(Figure dataset records)
──────────────────────────────
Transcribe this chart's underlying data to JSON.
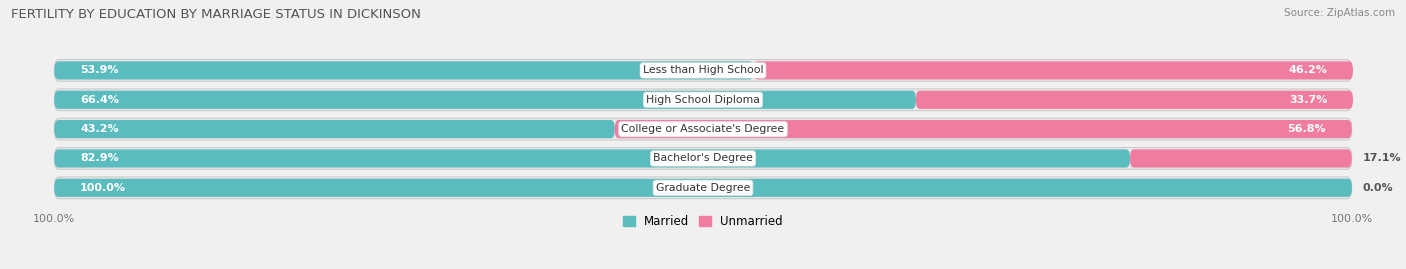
{
  "title": "FERTILITY BY EDUCATION BY MARRIAGE STATUS IN DICKINSON",
  "source": "Source: ZipAtlas.com",
  "categories": [
    "Less than High School",
    "High School Diploma",
    "College or Associate's Degree",
    "Bachelor's Degree",
    "Graduate Degree"
  ],
  "married": [
    53.9,
    66.4,
    43.2,
    82.9,
    100.0
  ],
  "unmarried": [
    46.2,
    33.7,
    56.8,
    17.1,
    0.0
  ],
  "married_color": "#5bbcbf",
  "unmarried_color": "#f07ca0",
  "unmarried_color_light": "#f5b8ce",
  "bg_color": "#f0f0f0",
  "pill_bg": "#e8e8e8",
  "pill_border": "#d0d0d0",
  "label_bg": "#ffffff",
  "title_fontsize": 9.5,
  "bar_height": 0.62,
  "xlim": [
    0,
    100
  ]
}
──────────────────────────────
_GOAL:_ Identify the lines that hold the word "High". Copy every one of them.

_ANSWER FOR THIS EXERCISE:_
    "Less than High School",
    "High School Diploma",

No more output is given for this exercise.